***** Source data *****
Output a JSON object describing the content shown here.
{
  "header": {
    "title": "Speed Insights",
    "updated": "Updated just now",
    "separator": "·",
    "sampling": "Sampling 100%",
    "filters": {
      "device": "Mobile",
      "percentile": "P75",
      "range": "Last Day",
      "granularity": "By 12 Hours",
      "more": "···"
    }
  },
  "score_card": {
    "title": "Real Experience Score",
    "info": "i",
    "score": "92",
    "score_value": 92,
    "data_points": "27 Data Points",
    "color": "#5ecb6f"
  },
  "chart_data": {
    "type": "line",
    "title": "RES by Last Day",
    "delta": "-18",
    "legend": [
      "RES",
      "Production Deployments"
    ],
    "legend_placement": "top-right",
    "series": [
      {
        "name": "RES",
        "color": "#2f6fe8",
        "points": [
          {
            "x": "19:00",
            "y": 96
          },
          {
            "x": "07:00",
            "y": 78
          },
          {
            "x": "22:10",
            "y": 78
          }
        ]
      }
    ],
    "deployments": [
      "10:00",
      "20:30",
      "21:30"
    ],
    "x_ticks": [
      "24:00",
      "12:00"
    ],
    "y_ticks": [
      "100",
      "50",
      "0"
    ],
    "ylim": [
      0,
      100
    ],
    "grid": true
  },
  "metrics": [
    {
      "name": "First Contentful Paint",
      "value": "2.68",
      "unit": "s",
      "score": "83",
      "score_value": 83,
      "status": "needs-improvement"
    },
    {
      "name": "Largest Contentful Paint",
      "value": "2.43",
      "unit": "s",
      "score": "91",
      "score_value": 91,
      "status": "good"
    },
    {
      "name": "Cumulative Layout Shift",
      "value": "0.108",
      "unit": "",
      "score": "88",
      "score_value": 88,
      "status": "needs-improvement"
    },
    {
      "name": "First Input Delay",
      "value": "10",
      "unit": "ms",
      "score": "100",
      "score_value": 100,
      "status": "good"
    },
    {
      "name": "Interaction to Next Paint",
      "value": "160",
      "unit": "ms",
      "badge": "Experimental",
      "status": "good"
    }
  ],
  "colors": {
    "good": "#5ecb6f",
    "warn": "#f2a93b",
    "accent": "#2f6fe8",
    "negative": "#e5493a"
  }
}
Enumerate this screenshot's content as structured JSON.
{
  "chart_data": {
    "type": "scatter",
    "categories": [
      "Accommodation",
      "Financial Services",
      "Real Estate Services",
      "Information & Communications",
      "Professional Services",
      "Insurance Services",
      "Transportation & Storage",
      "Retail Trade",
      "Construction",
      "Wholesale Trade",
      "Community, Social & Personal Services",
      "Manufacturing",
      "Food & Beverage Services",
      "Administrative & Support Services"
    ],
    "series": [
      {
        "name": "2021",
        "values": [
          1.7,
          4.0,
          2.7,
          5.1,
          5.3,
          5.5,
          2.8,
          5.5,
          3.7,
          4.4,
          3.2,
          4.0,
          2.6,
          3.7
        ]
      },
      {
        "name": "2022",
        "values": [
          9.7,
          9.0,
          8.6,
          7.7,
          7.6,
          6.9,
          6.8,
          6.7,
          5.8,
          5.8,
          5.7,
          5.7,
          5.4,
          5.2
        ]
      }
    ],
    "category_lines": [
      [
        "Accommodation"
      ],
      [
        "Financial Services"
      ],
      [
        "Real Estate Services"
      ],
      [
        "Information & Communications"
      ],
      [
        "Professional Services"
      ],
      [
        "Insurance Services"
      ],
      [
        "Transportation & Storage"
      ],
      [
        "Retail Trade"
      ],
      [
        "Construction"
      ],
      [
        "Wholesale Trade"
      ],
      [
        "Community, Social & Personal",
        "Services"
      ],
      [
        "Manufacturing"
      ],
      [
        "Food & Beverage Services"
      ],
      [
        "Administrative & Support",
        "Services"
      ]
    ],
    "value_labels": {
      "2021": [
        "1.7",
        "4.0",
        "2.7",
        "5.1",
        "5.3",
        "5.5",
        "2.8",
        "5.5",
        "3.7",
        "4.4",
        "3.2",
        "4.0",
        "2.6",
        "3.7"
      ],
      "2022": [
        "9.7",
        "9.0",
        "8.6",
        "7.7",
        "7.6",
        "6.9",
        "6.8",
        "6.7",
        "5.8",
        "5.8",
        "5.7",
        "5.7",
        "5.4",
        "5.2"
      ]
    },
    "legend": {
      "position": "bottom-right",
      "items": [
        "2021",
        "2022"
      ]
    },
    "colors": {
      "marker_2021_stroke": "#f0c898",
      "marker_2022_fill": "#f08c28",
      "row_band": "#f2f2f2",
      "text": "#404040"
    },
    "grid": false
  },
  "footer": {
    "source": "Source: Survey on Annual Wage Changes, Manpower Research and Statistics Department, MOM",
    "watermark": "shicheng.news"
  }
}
*****
Task directions: Print the whole listing again, exactly.

Solution to the exercise:
Output a JSON object describing the content shown here.
{
  "header": {
    "title": "Speed Insights",
    "updated": "Updated just now",
    "separator": "·",
    "sampling": "Sampling 100%",
    "filters": {
      "device": "Mobile",
      "percentile": "P75",
      "range": "Last Day",
      "granularity": "By 12 Hours",
      "more": "···"
    }
  },
  "score_card": {
    "title": "Real Experience Score",
    "info": "i",
    "score": "92",
    "score_value": 92,
    "data_points": "27 Data Points",
    "color": "#5ecb6f"
  },
  "chart_data": {
    "type": "line",
    "title": "RES by Last Day",
    "delta": "-18",
    "legend": [
      "RES",
      "Production Deployments"
    ],
    "legend_placement": "top-right",
    "series": [
      {
        "name": "RES",
        "color": "#2f6fe8",
        "points": [
          {
            "x": "19:00",
            "y": 96
          },
          {
            "x": "07:00",
            "y": 78
          },
          {
            "x": "22:10",
            "y": 78
          }
        ]
      }
    ],
    "deployments": [
      "10:00",
      "20:30",
      "21:30"
    ],
    "x_ticks": [
      "24:00",
      "12:00"
    ],
    "y_ticks": [
      "100",
      "50",
      "0"
    ],
    "ylim": [
      0,
      100
    ],
    "grid": true
  },
  "metrics": [
    {
      "name": "First Contentful Paint",
      "value": "2.68",
      "unit": "s",
      "score": "83",
      "score_value": 83,
      "status": "needs-improvement"
    },
    {
      "name": "Largest Contentful Paint",
      "value": "2.43",
      "unit": "s",
      "score": "91",
      "score_value": 91,
      "status": "good"
    },
    {
      "name": "Cumulative Layout Shift",
      "value": "0.108",
      "unit": "",
      "score": "88",
      "score_value": 88,
      "status": "needs-improvement"
    },
    {
      "name": "First Input Delay",
      "value": "10",
      "unit": "ms",
      "score": "100",
      "score_value": 100,
      "status": "good"
    },
    {
      "name": "Interaction to Next Paint",
      "value": "160",
      "unit": "ms",
      "badge": "Experimental",
      "status": "good"
    }
  ],
  "colors": {
    "good": "#5ecb6f",
    "warn": "#f2a93b",
    "accent": "#2f6fe8",
    "negative": "#e5493a"
  }
}
Enumerate this screenshot's content as structured JSON.
{
  "chart_data": {
    "type": "scatter",
    "categories": [
      "Accommodation",
      "Financial Services",
      "Real Estate Services",
      "Information & Communications",
      "Professional Services",
      "Insurance Services",
      "Transportation & Storage",
      "Retail Trade",
      "Construction",
      "Wholesale Trade",
      "Community, Social & Personal Services",
      "Manufacturing",
      "Food & Beverage Services",
      "Administrative & Support Services"
    ],
    "series": [
      {
        "name": "2021",
        "values": [
          1.7,
          4.0,
          2.7,
          5.1,
          5.3,
          5.5,
          2.8,
          5.5,
          3.7,
          4.4,
          3.2,
          4.0,
          2.6,
          3.7
        ]
      },
      {
        "name": "2022",
        "values": [
          9.7,
          9.0,
          8.6,
          7.7,
          7.6,
          6.9,
          6.8,
          6.7,
          5.8,
          5.8,
          5.7,
          5.7,
          5.4,
          5.2
        ]
      }
    ],
    "category_lines": [
      [
        "Accommodation"
      ],
      [
        "Financial Services"
      ],
      [
        "Real Estate Services"
      ],
      [
        "Information & Communications"
      ],
      [
        "Professional Services"
      ],
      [
        "Insurance Services"
      ],
      [
        "Transportation & Storage"
      ],
      [
        "Retail Trade"
      ],
      [
        "Construction"
      ],
      [
        "Wholesale Trade"
      ],
      [
        "Community, Social & Personal",
        "Services"
      ],
      [
        "Manufacturing"
      ],
      [
        "Food & Beverage Services"
      ],
      [
        "Administrative & Support",
        "Services"
      ]
    ],
    "value_labels": {
      "2021": [
        "1.7",
        "4.0",
        "2.7",
        "5.1",
        "5.3",
        "5.5",
        "2.8",
        "5.5",
        "3.7",
        "4.4",
        "3.2",
        "4.0",
        "2.6",
        "3.7"
      ],
      "2022": [
        "9.7",
        "9.0",
        "8.6",
        "7.7",
        "7.6",
        "6.9",
        "6.8",
        "6.7",
        "5.8",
        "5.8",
        "5.7",
        "5.7",
        "5.4",
        "5.2"
      ]
    },
    "legend": {
      "position": "bottom-right",
      "items": [
        "2021",
        "2022"
      ]
    },
    "colors": {
      "marker_2021_stroke": "#f0c898",
      "marker_2022_fill": "#f08c28",
      "row_band": "#f2f2f2",
      "text": "#404040"
    },
    "grid": false
  },
  "footer": {
    "source": "Source: Survey on Annual Wage Changes, Manpower Research and Statistics Department, MOM",
    "watermark": "shicheng.news"
  }
}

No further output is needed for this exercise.